### Objective
Every line with the string "available" should be gathered.

### Exercise material
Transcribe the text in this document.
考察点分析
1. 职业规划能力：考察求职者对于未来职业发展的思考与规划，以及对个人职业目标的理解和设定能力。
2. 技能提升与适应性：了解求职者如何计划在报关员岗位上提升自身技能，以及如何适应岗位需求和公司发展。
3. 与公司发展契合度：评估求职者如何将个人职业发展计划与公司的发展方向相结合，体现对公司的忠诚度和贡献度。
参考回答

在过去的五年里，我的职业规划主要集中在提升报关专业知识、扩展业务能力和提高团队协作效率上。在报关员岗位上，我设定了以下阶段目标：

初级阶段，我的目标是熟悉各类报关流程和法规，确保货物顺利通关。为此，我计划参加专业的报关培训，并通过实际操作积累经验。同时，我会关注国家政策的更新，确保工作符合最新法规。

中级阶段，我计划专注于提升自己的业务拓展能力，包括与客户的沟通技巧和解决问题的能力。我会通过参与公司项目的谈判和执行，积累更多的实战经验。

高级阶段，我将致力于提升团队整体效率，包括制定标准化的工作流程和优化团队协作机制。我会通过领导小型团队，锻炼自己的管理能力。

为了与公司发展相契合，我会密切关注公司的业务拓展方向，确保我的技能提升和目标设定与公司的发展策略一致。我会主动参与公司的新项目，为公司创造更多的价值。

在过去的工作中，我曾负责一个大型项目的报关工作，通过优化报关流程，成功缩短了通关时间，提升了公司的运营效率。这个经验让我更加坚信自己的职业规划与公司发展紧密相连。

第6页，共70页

---

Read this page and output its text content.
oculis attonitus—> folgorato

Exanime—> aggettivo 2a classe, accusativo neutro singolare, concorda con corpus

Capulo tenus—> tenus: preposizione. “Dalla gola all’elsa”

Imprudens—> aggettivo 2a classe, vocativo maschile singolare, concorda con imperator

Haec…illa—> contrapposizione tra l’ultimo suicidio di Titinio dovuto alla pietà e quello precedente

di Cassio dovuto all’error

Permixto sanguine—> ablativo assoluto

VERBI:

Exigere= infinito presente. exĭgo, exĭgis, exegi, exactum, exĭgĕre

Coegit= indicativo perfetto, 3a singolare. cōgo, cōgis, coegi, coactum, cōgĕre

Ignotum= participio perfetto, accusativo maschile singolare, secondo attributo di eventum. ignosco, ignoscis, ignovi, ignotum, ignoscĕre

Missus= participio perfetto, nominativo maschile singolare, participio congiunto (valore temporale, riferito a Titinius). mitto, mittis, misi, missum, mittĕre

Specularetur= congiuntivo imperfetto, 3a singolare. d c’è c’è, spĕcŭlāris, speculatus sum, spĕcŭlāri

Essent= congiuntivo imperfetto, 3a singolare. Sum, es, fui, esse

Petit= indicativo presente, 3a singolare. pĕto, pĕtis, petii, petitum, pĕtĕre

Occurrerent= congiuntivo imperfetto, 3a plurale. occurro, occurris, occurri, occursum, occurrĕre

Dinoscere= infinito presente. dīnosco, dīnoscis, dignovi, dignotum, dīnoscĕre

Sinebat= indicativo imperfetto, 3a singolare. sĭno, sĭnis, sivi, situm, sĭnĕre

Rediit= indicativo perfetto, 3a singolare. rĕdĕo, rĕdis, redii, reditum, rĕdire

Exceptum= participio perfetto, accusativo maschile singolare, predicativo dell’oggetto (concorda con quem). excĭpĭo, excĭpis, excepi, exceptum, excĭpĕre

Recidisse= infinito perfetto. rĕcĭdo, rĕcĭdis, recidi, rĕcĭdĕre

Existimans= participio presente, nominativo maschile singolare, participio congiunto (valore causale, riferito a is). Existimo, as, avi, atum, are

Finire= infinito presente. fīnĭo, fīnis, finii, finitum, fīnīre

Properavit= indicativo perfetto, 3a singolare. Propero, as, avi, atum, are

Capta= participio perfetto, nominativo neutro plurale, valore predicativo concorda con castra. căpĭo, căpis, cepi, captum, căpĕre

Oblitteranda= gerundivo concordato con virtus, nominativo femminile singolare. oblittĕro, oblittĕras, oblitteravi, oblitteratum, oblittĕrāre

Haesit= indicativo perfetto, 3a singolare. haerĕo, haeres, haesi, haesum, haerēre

==

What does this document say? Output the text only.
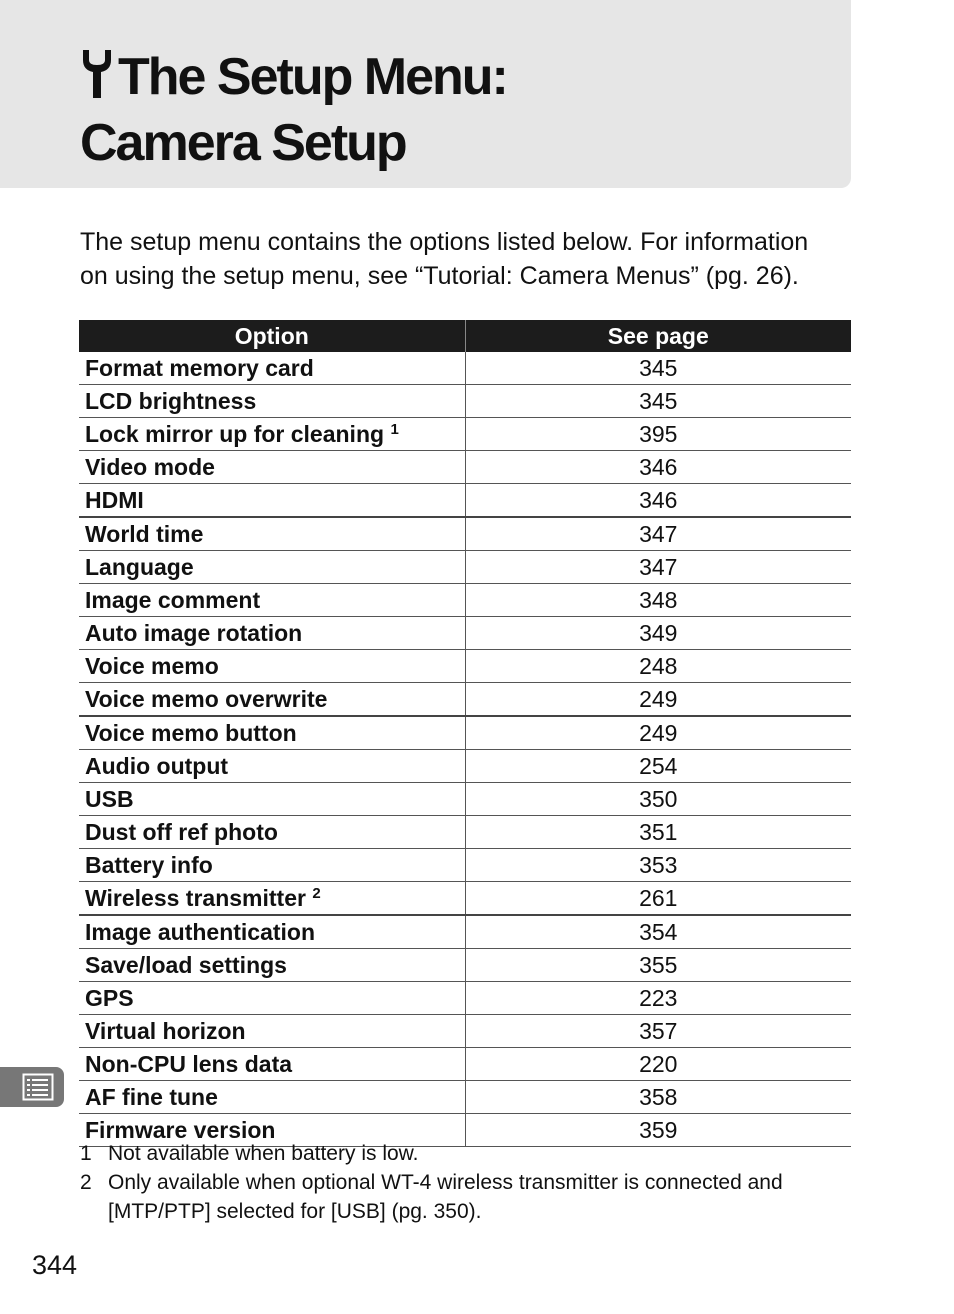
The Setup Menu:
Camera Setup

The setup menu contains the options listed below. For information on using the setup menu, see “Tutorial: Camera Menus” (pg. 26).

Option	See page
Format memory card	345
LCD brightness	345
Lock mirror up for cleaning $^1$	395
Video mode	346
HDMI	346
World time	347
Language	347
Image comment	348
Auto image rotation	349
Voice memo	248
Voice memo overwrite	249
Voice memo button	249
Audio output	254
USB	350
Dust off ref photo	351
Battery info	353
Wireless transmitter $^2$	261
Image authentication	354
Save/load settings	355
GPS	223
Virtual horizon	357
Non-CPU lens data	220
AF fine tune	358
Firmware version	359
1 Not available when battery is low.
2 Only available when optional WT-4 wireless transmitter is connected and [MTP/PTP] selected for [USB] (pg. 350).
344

### Response
1 Not available when battery is low.
2 Only available when optional WT-4 wireless transmitter is connected and [MTP/PTP] selected for [USB] (pg. 350).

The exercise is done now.